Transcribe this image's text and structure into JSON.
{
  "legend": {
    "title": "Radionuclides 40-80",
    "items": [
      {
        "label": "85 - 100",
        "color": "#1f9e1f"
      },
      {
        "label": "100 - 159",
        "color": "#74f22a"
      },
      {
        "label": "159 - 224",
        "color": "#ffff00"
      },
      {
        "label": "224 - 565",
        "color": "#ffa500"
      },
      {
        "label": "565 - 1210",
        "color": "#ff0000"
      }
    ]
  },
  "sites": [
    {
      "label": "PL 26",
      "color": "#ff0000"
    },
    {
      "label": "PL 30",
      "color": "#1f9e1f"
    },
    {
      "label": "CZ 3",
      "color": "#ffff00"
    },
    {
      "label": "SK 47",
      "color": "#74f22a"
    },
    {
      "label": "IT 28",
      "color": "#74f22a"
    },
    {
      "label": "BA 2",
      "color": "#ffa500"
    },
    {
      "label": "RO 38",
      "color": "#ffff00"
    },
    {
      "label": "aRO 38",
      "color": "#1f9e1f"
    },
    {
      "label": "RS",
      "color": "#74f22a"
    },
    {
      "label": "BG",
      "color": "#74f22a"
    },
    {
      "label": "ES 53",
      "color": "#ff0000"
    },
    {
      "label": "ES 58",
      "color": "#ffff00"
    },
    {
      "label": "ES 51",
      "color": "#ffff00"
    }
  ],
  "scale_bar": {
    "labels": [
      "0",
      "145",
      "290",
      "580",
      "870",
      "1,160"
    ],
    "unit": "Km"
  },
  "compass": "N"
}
***
__THE EXERCISE__. Set out the complete listing exactly as shown.

__SOLUTION TO THIS PROBLEM__.
Transcribe this image's text and structure into JSON.
{
  "legend": {
    "title": "Radionuclides 40-80",
    "items": [
      {
        "label": "85 - 100",
        "color": "#1f9e1f"
      },
      {
        "label": "100 - 159",
        "color": "#74f22a"
      },
      {
        "label": "159 - 224",
        "color": "#ffff00"
      },
      {
        "label": "224 - 565",
        "color": "#ffa500"
      },
      {
        "label": "565 - 1210",
        "color": "#ff0000"
      }
    ]
  },
  "sites": [
    {
      "label": "PL 26",
      "color": "#ff0000"
    },
    {
      "label": "PL 30",
      "color": "#1f9e1f"
    },
    {
      "label": "CZ 3",
      "color": "#ffff00"
    },
    {
      "label": "SK 47",
      "color": "#74f22a"
    },
    {
      "label": "IT 28",
      "color": "#74f22a"
    },
    {
      "label": "BA 2",
      "color": "#ffa500"
    },
    {
      "label": "RO 38",
      "color": "#ffff00"
    },
    {
      "label": "aRO 38",
      "color": "#1f9e1f"
    },
    {
      "label": "RS",
      "color": "#74f22a"
    },
    {
      "label": "BG",
      "color": "#74f22a"
    },
    {
      "label": "ES 53",
      "color": "#ff0000"
    },
    {
      "label": "ES 58",
      "color": "#ffff00"
    },
    {
      "label": "ES 51",
      "color": "#ffff00"
    }
  ],
  "scale_bar": {
    "labels": [
      "0",
      "145",
      "290",
      "580",
      "870",
      "1,160"
    ],
    "unit": "Km"
  },
  "compass": "N"
}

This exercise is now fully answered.